▶ [Texto para análise]:
= = = = =
Outro dia eu tava andando com ele no shopping, vi o quadro do Pink Floyd, o mesmo que tens no teu quarto, e senti a maior tristeza do mundo. É dilacerante essa minha impotência. Queria me deixar levar pela impulsividade, berrar na sua cara todos esses sentimentos e essas palavras não ditas que me sufocam. Mas eu sempre desisto, porque minha razão sempre barra minha parte mulherzinha sentimental.
Essa tua indiferença dói muito, mas ela é compreensível. No fundo eu acho realmente que você também me ama em segredo. Ou me odeia. Ou me ama e odeia ao mesmo tempo.
Eu fico horas tentando chegar a uma explicação convincente pro que acontece com a gente, mas é sempre em vão. Você vai ser sempre assim. E eu também. Implicância mútua. Orgulho também.
= = = = =
▶ [Material fornecido]:
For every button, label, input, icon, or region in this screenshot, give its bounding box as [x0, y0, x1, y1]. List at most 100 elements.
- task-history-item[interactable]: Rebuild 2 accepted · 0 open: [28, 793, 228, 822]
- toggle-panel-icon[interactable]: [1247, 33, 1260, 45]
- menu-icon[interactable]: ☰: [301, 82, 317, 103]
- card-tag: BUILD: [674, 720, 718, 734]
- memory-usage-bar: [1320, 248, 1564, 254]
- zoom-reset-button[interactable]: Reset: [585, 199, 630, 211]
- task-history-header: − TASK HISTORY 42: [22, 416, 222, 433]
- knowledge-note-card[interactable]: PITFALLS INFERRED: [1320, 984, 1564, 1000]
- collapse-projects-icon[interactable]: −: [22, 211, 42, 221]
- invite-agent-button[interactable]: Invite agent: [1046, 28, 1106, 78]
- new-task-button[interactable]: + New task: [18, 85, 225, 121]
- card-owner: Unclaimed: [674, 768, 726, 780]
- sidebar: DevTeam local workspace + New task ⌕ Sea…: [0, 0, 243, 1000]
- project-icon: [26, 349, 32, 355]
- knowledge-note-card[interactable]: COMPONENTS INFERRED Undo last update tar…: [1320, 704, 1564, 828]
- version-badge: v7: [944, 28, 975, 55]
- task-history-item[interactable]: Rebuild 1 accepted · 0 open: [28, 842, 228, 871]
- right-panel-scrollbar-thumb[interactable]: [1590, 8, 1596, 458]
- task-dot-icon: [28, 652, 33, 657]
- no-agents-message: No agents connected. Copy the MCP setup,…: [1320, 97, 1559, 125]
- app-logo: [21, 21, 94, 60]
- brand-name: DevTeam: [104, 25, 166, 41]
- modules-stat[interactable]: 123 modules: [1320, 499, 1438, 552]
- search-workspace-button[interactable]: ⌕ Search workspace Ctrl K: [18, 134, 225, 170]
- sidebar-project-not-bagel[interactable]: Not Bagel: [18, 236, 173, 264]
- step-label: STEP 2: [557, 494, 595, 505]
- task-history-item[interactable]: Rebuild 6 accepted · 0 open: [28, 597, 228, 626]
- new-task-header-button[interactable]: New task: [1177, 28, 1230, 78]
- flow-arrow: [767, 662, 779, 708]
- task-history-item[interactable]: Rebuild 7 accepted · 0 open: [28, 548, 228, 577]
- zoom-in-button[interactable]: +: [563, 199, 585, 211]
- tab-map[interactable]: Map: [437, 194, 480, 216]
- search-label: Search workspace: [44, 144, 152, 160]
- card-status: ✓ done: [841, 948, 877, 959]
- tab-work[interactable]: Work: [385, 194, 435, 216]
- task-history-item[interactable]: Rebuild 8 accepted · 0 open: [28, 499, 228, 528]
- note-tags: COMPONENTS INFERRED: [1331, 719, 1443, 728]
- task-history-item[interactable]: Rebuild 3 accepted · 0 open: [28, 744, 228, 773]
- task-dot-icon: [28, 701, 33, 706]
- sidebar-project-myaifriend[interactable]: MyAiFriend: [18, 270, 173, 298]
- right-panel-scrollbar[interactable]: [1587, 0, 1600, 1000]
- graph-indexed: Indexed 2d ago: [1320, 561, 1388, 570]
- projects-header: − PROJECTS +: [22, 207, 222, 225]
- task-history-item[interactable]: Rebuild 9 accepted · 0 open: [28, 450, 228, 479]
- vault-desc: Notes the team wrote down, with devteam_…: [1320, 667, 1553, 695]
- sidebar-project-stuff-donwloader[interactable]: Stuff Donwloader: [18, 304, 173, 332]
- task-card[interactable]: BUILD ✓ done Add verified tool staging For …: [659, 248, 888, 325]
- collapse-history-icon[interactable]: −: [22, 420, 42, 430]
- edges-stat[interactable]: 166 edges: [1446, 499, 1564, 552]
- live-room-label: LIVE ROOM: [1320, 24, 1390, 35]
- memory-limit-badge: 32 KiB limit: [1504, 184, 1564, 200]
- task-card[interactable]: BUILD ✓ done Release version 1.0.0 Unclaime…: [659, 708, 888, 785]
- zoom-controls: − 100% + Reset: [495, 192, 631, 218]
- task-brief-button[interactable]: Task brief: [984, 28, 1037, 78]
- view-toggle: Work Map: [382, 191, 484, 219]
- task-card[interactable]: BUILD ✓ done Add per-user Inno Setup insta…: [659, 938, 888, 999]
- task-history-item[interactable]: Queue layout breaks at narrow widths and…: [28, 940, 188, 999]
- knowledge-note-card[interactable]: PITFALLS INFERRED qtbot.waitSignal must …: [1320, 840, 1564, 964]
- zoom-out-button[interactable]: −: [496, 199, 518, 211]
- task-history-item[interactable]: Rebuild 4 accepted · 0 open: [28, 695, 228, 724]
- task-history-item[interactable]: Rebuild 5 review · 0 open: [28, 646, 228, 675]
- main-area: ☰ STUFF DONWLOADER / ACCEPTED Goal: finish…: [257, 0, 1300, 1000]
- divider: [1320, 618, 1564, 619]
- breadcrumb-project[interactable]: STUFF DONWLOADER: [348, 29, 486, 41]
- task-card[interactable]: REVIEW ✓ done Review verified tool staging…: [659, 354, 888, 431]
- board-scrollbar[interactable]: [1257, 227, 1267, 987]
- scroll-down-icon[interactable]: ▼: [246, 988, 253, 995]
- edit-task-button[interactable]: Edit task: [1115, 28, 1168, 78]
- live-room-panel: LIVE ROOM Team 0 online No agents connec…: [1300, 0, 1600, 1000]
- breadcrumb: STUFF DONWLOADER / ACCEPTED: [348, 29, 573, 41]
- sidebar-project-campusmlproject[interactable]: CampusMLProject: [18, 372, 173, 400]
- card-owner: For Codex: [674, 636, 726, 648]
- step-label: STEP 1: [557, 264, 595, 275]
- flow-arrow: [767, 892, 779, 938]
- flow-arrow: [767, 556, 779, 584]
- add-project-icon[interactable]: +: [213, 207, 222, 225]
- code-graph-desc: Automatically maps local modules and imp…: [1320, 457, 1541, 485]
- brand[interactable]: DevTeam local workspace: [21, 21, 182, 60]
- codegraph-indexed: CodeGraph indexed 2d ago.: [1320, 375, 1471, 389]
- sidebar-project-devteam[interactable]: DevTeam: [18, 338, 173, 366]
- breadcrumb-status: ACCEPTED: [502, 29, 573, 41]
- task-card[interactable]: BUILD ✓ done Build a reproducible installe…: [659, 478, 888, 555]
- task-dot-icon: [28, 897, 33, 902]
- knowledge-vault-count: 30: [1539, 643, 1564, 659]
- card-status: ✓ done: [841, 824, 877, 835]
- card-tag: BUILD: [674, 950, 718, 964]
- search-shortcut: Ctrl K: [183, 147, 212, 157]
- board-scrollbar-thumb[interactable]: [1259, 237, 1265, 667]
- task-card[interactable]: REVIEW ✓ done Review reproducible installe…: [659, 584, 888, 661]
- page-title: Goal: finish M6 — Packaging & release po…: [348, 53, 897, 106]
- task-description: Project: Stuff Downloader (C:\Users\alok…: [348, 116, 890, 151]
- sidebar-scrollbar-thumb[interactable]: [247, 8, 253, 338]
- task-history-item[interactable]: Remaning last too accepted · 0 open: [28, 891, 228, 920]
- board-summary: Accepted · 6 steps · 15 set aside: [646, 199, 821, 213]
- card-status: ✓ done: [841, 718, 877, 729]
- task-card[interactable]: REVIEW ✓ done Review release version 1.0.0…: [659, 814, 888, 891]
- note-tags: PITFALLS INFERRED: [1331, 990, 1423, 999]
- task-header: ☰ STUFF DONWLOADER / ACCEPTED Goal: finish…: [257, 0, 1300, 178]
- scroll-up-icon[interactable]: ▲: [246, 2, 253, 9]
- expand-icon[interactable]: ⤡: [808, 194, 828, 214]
= = = = =
▶ [Instruções de trabalho]:
• a. Traduza para o inglês esta frase do texto para análise: "É dilacerante essa minha impotência."
• b. Escreva a continuação do texto sobre os sentimentos não ditos, começando logo depois da última frase.
Os registros são um material à parte, independente do texto.

▶ [Respostas por tarefa]:
• a. This powerlessness of mine is heartbreaking.

• b.
O medo de gostar de você só não supera o medo que tenho de te perder. Mas perder o que? Sei lá. Só a tua presença. Teu cheiro que eu ainda consigo sentir no ar. Tuas manias. O som da tua voz. Teus gestos e tuas caras engraçadas. Não quero perder teu mistério. Tua fragilidade camuflada nessa armadura de rancor que você veste. Eu vejo além. Você sabe que sim. Se a tua teoria estiver certa e nossa mente estiver criando tudo isso... é uma ilusão realmente perfeita. Porque eu te quero tanto... Quero te encher de porrada e pedir pra ficar de uma vez na merda da minha vida, e nunca mais ir embora. Quero pedir pra dividir seus medos comigo, que aí a gente se soma, se divide, mas soluciona todos os problemas. Ou arrumamos outros. Não importa... estaremos juntos, daremos um jeito. Quero que pare de doar sua intensidade pra essas pessoas fúteis e vazias, e me enxergar. Tão complicada e intensa quanto você. Quero mais abraços desajeitados e mais madrugadas ouvindo Jorge Ben. Eu só quero você, de qualquer jeito e em qualquer circunstância.